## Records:
::::

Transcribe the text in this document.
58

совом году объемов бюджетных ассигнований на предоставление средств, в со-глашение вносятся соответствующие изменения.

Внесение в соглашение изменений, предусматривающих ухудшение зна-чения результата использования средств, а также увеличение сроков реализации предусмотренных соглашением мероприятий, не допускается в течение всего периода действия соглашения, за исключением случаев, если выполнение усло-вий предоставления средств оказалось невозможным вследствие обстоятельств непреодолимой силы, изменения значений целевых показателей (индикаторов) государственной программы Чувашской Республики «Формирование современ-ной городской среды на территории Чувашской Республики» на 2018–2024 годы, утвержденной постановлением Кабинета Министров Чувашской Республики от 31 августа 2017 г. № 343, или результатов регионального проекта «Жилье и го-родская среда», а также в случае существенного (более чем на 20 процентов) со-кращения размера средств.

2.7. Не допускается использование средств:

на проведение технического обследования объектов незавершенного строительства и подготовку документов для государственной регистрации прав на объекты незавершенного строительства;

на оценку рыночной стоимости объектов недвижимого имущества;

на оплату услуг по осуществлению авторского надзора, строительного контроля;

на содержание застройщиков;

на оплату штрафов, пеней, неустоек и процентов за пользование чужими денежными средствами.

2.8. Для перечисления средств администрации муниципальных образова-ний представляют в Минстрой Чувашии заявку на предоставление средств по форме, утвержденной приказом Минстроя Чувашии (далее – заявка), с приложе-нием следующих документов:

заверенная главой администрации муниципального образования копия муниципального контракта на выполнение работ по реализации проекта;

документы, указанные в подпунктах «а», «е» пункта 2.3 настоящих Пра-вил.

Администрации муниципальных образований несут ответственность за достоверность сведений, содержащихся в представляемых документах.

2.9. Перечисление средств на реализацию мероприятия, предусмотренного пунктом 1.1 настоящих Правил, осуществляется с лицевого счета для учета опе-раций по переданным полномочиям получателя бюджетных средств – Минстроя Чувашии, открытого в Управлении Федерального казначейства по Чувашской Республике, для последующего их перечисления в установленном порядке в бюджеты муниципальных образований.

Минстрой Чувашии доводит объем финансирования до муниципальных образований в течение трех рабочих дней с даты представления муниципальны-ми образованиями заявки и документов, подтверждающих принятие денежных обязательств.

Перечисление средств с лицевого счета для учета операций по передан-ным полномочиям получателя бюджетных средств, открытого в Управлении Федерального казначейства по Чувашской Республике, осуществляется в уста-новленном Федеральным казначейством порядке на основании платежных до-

::::

Return every entry exactly as given.

Transcribe the text in this document.
58

совом году объемов бюджетных ассигнований на предоставление средств, в со-глашение вносятся соответствующие изменения.

Внесение в соглашение изменений, предусматривающих ухудшение зна-чения результата использования средств, а также увеличение сроков реализации предусмотренных соглашением мероприятий, не допускается в течение всего периода действия соглашения, за исключением случаев, если выполнение усло-вий предоставления средств оказалось невозможным вследствие обстоятельств непреодолимой силы, изменения значений целевых показателей (индикаторов) государственной программы Чувашской Республики «Формирование современ-ной городской среды на территории Чувашской Республики» на 2018–2024 годы, утвержденной постановлением Кабинета Министров Чувашской Республики от 31 августа 2017 г. № 343, или результатов регионального проекта «Жилье и го-родская среда», а также в случае существенного (более чем на 20 процентов) со-кращения размера средств.

2.7. Не допускается использование средств:

на проведение технического обследования объектов незавершенного строительства и подготовку документов для государственной регистрации прав на объекты незавершенного строительства;

на оценку рыночной стоимости объектов недвижимого имущества;

на оплату услуг по осуществлению авторского надзора, строительного контроля;

на содержание застройщиков;

на оплату штрафов, пеней, неустоек и процентов за пользование чужими денежными средствами.

2.8. Для перечисления средств администрации муниципальных образова-ний представляют в Минстрой Чувашии заявку на предоставление средств по форме, утвержденной приказом Минстроя Чувашии (далее – заявка), с приложе-нием следующих документов:

заверенная главой администрации муниципального образования копия муниципального контракта на выполнение работ по реализации проекта;

документы, указанные в подпунктах «а», «е» пункта 2.3 настоящих Пра-вил.

Администрации муниципальных образований несут ответственность за достоверность сведений, содержащихся в представляемых документах.

2.9. Перечисление средств на реализацию мероприятия, предусмотренного пунктом 1.1 настоящих Правил, осуществляется с лицевого счета для учета опе-раций по переданным полномочиям получателя бюджетных средств – Минстроя Чувашии, открытого в Управлении Федерального казначейства по Чувашской Республике, для последующего их перечисления в установленном порядке в бюджеты муниципальных образований.

Минстрой Чувашии доводит объем финансирования до муниципальных образований в течение трех рабочих дней с даты представления муниципальны-ми образованиями заявки и документов, подтверждающих принятие денежных обязательств.

Перечисление средств с лицевого счета для учета операций по передан-ным полномочиям получателя бюджетных средств, открытого в Управлении Федерального казначейства по Чувашской Республике, осуществляется в уста-новленном Федеральным казначейством порядке на основании платежных до-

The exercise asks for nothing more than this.